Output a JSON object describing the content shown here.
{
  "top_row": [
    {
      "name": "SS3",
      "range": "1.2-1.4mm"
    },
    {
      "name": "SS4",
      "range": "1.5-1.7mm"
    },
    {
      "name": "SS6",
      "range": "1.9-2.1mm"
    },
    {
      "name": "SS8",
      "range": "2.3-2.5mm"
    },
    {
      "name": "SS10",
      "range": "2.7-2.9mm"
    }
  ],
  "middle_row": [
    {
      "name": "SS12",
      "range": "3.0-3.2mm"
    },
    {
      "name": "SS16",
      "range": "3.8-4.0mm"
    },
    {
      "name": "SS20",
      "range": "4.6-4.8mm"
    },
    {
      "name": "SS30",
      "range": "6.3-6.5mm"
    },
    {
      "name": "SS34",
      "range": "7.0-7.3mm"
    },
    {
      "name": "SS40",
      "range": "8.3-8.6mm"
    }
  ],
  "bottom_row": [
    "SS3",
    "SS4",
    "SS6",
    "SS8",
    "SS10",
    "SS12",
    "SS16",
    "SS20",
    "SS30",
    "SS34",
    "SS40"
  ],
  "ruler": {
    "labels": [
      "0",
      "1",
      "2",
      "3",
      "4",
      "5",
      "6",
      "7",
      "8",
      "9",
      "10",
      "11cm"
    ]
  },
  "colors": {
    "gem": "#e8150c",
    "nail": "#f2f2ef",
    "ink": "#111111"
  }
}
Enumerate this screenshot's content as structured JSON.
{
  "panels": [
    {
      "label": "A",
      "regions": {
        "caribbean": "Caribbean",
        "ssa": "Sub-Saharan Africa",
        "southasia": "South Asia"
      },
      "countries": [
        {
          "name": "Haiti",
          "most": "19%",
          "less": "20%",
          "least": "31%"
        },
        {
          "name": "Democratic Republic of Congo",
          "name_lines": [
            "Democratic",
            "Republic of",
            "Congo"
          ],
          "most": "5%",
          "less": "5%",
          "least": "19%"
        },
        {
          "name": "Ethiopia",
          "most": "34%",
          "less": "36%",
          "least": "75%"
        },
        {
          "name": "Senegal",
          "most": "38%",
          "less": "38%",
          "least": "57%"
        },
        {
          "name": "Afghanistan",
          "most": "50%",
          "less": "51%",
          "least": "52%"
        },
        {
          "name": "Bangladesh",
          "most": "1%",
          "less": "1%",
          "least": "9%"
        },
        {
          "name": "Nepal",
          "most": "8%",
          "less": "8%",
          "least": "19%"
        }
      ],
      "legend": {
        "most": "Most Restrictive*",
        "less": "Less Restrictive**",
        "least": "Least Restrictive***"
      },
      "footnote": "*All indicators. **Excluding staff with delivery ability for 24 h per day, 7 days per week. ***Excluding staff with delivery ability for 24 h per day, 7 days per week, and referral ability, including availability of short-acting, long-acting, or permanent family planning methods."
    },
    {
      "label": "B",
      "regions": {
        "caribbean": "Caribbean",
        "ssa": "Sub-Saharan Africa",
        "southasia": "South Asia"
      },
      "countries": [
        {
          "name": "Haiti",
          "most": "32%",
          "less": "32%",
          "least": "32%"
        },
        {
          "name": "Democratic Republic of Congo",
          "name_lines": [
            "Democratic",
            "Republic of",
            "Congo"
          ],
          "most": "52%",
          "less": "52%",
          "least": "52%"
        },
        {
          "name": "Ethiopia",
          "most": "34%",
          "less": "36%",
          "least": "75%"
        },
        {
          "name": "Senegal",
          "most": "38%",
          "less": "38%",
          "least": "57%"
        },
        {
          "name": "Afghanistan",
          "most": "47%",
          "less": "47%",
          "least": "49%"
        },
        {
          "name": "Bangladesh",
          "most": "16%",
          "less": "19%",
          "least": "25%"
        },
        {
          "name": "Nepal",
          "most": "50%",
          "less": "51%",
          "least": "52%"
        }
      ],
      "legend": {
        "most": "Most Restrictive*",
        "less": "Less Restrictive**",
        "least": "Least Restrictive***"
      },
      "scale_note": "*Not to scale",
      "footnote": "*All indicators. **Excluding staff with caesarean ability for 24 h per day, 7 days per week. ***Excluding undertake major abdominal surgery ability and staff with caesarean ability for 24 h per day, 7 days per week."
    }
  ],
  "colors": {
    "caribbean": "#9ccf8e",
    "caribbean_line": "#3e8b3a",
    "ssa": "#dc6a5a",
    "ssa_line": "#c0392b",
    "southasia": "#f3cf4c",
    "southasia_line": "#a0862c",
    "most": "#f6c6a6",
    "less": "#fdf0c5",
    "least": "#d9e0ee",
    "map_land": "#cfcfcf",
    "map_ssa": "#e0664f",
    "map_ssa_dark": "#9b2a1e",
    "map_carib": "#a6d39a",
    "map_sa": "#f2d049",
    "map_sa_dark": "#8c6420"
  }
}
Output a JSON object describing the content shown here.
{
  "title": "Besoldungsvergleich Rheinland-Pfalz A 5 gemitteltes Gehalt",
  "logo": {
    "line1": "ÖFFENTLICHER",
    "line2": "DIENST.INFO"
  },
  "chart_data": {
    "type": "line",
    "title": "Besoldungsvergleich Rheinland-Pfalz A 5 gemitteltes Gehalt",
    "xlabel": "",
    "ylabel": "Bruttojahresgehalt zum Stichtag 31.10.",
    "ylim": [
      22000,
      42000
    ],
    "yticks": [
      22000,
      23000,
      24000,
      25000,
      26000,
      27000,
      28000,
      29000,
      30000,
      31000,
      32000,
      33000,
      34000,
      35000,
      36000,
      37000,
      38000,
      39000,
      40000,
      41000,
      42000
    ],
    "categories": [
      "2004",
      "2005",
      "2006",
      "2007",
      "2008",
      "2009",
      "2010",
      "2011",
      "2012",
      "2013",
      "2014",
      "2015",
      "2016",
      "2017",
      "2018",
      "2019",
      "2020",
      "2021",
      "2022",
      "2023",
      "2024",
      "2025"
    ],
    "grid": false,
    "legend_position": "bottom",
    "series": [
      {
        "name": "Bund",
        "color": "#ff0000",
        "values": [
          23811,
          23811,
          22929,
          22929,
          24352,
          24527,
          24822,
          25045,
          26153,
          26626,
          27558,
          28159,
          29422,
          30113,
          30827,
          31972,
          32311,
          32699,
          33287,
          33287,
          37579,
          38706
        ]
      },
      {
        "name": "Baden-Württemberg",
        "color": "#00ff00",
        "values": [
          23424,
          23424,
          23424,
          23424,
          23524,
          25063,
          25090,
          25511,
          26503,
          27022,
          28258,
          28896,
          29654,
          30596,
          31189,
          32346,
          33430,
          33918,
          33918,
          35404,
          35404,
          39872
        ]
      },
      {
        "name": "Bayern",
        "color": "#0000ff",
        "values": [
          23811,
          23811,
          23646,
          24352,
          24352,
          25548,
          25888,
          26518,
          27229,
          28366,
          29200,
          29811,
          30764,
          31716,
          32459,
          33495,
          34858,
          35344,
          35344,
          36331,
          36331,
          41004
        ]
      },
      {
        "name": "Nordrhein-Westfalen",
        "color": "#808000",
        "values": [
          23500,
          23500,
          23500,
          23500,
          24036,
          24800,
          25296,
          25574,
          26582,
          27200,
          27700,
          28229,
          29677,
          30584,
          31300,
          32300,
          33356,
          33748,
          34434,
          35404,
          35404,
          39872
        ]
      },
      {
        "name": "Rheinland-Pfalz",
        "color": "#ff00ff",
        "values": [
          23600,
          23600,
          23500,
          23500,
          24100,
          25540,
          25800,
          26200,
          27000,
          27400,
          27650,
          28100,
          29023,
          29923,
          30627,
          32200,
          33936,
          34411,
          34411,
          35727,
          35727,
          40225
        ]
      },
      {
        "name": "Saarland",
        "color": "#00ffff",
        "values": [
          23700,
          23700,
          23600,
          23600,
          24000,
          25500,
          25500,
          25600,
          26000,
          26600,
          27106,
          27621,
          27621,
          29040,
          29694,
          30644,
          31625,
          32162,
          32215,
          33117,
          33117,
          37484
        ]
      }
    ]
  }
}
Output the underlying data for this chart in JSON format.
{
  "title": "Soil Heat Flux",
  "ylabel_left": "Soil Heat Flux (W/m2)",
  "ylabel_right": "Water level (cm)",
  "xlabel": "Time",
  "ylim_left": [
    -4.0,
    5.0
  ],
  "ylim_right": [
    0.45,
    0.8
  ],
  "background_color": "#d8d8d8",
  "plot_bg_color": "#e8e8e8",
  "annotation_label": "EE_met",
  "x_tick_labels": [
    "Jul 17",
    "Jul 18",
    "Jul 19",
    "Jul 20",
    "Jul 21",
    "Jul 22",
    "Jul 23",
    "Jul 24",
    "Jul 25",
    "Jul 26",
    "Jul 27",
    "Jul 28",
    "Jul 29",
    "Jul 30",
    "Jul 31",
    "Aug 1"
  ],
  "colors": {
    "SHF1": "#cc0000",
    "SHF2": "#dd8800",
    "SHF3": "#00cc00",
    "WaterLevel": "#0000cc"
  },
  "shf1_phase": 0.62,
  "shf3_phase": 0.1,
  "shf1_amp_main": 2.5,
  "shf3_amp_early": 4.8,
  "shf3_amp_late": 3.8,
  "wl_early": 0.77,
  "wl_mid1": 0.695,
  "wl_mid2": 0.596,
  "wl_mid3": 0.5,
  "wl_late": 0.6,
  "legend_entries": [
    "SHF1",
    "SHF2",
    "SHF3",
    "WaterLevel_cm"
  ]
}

To do -> Each line from the one with "Output the underlying" through the last line of the records must be written out word for word. Include nothing else.

Solution ->
Output the underlying data for this chart in JSON format.
{
  "title": "Soil Heat Flux",
  "ylabel_left": "Soil Heat Flux (W/m2)",
  "ylabel_right": "Water level (cm)",
  "xlabel": "Time",
  "ylim_left": [
    -4.0,
    5.0
  ],
  "ylim_right": [
    0.45,
    0.8
  ],
  "background_color": "#d8d8d8",
  "plot_bg_color": "#e8e8e8",
  "annotation_label": "EE_met",
  "x_tick_labels": [
    "Jul 17",
    "Jul 18",
    "Jul 19",
    "Jul 20",
    "Jul 21",
    "Jul 22",
    "Jul 23",
    "Jul 24",
    "Jul 25",
    "Jul 26",
    "Jul 27",
    "Jul 28",
    "Jul 29",
    "Jul 30",
    "Jul 31",
    "Aug 1"
  ],
  "colors": {
    "SHF1": "#cc0000",
    "SHF2": "#dd8800",
    "SHF3": "#00cc00",
    "WaterLevel": "#0000cc"
  },
  "shf1_phase": 0.62,
  "shf3_phase": 0.1,
  "shf1_amp_main": 2.5,
  "shf3_amp_early": 4.8,
  "shf3_amp_late": 3.8,
  "wl_early": 0.77,
  "wl_mid1": 0.695,
  "wl_mid2": 0.596,
  "wl_mid3": 0.5,
  "wl_late": 0.6,
  "legend_entries": [
    "SHF1",
    "SHF2",
    "SHF3",
    "WaterLevel_cm"
  ]
}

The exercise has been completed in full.